● **Your tasks**:
(1) From the passage on the US elections, transcribe the text starting with "The contest between" and going on through "a self-inflicted pandemic.".
(2) In the passage on the US elections, which kinds of power is America said to hold hegemony as? List them all.

● **Text under study**:

......

SNA (Tokyo) — The US elections captured the world’s attention. No wonder. Given America’s hegemony as an economic, political, cultural, and military power, the results underpin the future of geopolitics and world order.

But here’s another angle: This election offers the world some insights into how countries painfully evolve into multiethnic, post-racial societies. It even demonstrated how enfranchised people would rather destroy their governing system than relinquish power.

Fortunately, they didn’t win. Let’s recount some important facts.

The contest between incumbent Donald Trump and former Vice President Joe Biden was indeed, as depicted in campaign slogans, a battle for the “soul of America.”

At stake was whether Trump’s nepotistic, corrupt administration—one that shamelessly used whatever means they could to perpetuate their power, punish political enemies, and undermine democracy both domestic and worldwide—would get four more years; or whether America’s place as a world leader, for better or worse, would be restored to less capricious leadership, with policymaking sane enough to keep its own citizens alive in a self-inflicted pandemic.

......

● **Records supplied**:
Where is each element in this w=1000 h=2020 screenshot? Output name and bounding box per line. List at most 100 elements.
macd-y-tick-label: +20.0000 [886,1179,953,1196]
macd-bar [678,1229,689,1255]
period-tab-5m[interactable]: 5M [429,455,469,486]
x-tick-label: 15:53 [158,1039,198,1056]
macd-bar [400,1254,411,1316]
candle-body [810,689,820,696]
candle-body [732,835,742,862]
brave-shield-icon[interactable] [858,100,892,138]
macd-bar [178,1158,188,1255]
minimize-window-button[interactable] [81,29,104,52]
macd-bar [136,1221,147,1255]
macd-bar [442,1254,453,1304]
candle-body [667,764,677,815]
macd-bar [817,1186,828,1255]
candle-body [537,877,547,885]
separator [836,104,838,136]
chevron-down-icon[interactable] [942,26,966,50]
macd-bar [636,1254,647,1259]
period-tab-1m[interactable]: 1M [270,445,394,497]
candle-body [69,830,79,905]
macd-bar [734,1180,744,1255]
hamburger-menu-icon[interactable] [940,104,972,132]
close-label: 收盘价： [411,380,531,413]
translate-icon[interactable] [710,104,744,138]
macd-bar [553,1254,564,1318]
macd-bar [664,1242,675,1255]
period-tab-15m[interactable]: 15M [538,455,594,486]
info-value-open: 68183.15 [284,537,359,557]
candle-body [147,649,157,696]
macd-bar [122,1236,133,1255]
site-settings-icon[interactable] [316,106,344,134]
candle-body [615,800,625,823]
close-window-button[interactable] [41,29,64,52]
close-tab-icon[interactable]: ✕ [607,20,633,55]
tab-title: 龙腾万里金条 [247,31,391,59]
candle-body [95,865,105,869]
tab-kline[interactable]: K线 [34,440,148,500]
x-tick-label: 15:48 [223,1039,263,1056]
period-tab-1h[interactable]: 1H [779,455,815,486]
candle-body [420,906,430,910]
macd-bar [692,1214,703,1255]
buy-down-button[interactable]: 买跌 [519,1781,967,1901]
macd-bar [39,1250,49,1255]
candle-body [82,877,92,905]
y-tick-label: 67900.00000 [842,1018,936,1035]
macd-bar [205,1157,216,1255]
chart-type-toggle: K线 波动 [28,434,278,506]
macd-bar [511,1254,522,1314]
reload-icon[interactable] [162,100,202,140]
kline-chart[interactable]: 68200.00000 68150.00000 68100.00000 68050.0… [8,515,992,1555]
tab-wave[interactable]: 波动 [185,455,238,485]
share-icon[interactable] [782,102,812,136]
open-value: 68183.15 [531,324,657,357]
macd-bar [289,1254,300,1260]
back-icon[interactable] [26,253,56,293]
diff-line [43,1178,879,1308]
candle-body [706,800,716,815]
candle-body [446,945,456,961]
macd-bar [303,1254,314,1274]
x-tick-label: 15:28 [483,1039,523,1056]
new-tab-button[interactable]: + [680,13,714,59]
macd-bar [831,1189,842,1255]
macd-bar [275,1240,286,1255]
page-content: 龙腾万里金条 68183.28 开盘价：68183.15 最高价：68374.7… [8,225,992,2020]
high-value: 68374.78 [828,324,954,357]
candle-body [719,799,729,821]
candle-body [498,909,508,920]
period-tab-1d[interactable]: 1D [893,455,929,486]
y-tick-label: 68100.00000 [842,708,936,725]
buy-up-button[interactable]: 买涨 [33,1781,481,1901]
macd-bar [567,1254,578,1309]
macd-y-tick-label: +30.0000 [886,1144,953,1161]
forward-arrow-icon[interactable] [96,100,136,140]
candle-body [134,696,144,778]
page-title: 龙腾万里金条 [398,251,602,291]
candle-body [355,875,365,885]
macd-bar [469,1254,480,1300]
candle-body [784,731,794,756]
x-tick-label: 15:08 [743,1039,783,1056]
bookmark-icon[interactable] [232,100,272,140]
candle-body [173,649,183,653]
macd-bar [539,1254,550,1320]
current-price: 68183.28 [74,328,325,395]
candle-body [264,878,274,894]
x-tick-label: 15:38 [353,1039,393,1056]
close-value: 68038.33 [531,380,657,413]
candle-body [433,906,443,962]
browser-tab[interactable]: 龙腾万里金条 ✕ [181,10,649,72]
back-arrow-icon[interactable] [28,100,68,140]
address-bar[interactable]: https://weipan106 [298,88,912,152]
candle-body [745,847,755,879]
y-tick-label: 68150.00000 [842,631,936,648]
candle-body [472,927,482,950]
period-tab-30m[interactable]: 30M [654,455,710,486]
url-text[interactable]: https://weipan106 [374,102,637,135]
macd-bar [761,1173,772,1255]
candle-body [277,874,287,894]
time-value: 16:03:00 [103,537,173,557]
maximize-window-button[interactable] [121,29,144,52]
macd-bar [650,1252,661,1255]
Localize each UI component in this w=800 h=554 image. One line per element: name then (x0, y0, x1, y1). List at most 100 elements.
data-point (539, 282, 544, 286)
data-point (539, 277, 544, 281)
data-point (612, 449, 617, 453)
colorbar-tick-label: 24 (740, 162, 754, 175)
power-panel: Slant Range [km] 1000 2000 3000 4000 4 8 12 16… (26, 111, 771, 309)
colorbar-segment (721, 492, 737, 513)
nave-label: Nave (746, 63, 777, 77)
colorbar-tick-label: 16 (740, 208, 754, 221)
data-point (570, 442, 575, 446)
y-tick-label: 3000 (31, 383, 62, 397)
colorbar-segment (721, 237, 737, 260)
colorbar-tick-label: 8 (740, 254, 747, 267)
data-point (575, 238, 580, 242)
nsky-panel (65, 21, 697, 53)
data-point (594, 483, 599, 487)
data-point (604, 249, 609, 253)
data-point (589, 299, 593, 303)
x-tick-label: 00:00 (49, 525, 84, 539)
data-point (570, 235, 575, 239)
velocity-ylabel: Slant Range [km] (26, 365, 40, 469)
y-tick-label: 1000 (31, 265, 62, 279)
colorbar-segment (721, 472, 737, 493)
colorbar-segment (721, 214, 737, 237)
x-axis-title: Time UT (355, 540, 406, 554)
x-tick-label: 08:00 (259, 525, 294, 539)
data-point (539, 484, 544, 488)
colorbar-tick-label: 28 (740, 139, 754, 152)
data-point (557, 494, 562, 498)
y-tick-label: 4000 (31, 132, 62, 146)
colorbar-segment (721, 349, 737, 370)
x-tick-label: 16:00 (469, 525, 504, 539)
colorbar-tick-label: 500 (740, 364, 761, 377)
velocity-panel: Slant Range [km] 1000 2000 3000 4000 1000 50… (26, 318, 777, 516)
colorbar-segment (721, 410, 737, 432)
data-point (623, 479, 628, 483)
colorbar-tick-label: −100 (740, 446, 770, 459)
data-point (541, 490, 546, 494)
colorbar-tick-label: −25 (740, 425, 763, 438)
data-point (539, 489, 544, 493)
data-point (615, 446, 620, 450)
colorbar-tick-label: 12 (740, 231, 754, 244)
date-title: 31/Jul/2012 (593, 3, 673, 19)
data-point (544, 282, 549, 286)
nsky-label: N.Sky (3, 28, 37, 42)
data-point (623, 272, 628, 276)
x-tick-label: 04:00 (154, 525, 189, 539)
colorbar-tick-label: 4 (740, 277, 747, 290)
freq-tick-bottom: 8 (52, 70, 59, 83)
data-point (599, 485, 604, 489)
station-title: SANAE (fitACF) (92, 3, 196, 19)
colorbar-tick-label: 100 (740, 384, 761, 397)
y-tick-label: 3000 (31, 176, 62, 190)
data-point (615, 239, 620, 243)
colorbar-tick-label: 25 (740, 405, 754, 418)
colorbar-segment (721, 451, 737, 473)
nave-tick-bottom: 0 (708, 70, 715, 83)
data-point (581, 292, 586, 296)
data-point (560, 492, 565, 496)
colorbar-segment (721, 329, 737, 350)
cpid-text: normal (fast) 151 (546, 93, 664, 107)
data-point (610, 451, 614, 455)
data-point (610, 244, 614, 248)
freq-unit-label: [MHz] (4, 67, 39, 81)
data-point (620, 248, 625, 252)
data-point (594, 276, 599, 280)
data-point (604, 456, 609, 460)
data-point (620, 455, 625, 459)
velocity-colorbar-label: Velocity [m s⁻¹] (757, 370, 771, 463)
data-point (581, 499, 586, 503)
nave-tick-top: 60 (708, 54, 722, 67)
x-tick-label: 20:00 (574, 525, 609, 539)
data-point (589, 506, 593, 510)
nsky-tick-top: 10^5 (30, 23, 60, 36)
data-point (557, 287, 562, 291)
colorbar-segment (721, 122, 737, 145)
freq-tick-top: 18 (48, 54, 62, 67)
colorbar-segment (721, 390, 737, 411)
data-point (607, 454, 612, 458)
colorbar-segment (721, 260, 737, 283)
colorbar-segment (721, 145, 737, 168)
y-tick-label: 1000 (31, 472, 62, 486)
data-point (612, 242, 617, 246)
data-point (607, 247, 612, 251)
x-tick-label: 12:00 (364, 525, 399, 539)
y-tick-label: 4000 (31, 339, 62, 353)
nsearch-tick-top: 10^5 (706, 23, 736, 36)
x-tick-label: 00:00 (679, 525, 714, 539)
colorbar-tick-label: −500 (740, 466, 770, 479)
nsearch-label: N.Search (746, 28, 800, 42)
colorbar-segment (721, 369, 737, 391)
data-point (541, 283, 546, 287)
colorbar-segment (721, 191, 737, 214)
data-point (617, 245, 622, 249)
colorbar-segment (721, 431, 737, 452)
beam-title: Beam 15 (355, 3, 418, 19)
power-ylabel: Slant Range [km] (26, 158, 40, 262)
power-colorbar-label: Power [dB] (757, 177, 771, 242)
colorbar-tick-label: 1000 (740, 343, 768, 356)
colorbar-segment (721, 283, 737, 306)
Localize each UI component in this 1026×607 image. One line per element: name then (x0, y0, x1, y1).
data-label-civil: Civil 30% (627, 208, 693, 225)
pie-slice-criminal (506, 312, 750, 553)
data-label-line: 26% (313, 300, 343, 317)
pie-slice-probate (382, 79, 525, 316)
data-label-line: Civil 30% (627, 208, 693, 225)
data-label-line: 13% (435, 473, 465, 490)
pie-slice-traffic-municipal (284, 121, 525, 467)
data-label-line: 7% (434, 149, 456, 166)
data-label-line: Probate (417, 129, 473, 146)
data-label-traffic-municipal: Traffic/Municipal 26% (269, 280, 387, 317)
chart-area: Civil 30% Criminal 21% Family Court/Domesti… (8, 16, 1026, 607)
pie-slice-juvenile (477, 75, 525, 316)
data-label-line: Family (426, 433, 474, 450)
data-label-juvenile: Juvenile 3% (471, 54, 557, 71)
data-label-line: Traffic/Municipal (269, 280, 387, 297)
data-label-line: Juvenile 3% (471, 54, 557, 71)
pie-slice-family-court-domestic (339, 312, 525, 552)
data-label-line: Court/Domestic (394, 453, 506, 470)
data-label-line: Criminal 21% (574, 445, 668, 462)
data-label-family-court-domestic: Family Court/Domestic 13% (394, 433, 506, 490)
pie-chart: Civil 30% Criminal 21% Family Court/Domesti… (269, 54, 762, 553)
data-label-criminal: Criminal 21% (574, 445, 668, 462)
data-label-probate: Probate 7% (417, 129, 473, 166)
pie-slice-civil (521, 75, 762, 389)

......

● **Answer section**:
(1)
The contest between incumbent Donald Trump and former Vice President Joe Biden was indeed, as depicted in campaign slogans, a battle for the “soul of America.”

At stake was whether Trump’s nepotistic, corrupt administration—one that shamelessly used whatever means they could to perpetuate their power, punish political enemies, and undermine democracy both domestic and worldwide—would get four more years; or whether America’s place as a world leader, for better or worse, would be restored to less capricious leadership, with policymaking sane enough to keep its own citizens alive in a self-inflicted pandemic.

(2) Economic, political, cultural, military